**GOAL**
Copy out the stretch of the material from its start through the line containing "cell-fermeture: 11541 [822, 216, 907, 238]", keeping each line exactly the same.

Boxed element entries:
-- Start --
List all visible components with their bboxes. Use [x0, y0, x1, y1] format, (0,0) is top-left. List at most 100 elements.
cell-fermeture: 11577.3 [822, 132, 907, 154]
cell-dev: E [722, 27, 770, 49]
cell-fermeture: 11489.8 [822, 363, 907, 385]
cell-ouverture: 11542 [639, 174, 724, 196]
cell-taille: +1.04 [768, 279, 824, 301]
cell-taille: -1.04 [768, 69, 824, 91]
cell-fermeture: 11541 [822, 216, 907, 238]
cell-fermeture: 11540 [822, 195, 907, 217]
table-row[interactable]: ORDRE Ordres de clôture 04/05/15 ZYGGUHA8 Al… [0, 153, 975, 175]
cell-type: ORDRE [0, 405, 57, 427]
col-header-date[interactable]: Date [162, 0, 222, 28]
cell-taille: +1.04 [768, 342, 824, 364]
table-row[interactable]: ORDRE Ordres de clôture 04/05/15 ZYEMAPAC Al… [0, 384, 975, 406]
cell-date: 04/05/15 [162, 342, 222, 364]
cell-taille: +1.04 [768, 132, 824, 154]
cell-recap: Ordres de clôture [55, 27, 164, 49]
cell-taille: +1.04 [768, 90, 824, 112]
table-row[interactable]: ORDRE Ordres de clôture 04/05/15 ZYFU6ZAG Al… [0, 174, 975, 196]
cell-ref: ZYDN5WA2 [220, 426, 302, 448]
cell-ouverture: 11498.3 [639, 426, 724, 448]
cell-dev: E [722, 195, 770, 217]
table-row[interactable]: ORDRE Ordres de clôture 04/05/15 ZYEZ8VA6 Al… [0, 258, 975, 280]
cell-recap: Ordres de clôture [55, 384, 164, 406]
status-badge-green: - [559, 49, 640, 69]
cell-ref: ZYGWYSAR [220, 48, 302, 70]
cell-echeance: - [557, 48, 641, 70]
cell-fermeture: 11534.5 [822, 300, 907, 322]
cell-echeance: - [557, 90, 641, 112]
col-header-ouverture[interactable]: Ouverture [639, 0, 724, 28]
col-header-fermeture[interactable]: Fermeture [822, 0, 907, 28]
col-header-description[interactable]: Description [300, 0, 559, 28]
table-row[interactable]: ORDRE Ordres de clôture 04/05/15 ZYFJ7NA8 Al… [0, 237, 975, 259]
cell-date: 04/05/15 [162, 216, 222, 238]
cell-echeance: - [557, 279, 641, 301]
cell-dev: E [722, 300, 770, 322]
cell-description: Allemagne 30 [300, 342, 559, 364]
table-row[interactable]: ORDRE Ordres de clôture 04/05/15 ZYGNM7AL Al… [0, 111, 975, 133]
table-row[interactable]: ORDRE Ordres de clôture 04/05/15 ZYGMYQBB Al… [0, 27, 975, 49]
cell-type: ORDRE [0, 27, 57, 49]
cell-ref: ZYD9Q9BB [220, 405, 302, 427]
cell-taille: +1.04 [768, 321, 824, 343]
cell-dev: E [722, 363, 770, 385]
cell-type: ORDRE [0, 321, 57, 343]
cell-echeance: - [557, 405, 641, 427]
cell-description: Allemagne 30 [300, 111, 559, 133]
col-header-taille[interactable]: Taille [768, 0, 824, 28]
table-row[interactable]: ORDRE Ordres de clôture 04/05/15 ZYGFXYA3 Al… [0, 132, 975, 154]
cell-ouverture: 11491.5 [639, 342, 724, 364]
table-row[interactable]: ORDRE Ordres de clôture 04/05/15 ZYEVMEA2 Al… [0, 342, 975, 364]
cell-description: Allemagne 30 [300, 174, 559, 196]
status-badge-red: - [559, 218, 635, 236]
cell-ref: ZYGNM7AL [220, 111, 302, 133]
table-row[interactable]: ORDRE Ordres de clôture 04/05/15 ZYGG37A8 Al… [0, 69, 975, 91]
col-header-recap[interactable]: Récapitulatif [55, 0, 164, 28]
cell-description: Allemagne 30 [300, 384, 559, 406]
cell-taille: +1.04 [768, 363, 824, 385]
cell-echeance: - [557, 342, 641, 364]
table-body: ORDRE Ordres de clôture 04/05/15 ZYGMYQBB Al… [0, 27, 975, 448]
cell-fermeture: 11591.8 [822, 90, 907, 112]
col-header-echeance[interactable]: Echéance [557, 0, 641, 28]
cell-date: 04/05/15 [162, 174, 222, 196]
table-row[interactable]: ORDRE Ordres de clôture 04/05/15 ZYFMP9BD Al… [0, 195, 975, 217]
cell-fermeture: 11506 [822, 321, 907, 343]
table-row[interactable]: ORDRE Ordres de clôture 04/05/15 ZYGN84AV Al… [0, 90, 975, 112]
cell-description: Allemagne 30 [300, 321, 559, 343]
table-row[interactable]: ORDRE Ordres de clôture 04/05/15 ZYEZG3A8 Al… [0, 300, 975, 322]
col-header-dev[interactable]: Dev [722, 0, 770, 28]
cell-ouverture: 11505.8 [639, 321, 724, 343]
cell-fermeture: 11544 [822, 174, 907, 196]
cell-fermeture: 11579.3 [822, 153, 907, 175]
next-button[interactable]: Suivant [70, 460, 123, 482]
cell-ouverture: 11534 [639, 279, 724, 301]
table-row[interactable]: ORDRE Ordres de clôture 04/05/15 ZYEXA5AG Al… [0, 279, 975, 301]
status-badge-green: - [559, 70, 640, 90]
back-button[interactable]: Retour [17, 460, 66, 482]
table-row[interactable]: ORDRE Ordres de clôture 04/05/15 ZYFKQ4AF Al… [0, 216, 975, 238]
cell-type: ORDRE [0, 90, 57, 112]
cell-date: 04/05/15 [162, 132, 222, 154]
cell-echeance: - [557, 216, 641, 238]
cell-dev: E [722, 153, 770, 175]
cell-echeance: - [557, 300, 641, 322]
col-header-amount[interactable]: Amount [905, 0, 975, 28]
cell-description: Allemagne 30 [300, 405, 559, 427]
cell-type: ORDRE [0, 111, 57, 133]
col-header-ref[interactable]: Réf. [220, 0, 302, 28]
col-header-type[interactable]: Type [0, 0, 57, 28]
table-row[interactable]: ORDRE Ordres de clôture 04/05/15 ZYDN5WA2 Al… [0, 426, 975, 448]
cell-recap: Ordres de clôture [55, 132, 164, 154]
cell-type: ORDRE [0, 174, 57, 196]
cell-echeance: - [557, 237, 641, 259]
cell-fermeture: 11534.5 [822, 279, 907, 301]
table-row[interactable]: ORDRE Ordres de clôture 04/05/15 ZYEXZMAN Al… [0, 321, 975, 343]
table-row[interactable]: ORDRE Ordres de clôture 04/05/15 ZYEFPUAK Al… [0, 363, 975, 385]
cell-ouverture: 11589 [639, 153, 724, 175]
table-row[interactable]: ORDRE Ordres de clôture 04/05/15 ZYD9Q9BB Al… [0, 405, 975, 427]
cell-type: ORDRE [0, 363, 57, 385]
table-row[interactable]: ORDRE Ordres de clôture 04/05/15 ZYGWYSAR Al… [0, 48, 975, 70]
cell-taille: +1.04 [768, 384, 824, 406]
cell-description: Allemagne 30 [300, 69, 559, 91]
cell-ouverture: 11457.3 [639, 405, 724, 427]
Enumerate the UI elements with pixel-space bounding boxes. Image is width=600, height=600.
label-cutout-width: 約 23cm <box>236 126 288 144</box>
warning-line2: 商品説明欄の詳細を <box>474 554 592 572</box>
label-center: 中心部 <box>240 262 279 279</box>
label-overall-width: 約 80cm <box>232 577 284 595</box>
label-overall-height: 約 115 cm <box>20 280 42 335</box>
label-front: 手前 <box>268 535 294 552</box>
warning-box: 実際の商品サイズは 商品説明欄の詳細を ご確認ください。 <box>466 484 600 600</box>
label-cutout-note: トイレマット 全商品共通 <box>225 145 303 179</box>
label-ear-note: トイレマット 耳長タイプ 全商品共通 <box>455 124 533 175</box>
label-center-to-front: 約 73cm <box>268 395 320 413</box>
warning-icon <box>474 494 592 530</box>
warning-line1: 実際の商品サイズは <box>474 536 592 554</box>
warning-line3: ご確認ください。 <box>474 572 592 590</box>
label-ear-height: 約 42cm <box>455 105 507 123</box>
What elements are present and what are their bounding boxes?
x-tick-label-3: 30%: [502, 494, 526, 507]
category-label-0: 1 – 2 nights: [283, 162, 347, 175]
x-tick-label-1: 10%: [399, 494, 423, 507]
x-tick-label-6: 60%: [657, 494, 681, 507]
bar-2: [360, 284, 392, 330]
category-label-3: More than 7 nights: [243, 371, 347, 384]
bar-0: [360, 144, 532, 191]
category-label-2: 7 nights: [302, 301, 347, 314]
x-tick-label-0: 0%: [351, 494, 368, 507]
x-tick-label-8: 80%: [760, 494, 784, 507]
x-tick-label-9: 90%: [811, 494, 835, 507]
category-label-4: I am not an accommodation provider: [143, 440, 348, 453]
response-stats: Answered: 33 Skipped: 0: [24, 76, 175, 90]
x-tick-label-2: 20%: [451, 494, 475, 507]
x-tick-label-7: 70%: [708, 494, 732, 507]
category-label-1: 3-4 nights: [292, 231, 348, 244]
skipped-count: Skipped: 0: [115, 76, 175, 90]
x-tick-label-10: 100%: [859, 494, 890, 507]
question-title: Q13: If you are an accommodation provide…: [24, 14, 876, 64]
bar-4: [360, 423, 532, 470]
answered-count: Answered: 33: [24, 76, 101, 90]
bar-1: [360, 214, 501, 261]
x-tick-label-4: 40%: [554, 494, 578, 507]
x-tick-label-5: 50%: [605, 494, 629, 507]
-- End --
**RIGHT ANSWER**
List all visible components with their bboxes. Use [x0, y0, x1, y1] format, (0,0) is top-left. List at most 100 elements.
cell-fermeture: 11577.3 [822, 132, 907, 154]
cell-dev: E [722, 27, 770, 49]
cell-fermeture: 11489.8 [822, 363, 907, 385]
cell-ouverture: 11542 [639, 174, 724, 196]
cell-taille: +1.04 [768, 279, 824, 301]
cell-taille: -1.04 [768, 69, 824, 91]
cell-fermeture: 11541 [822, 216, 907, 238]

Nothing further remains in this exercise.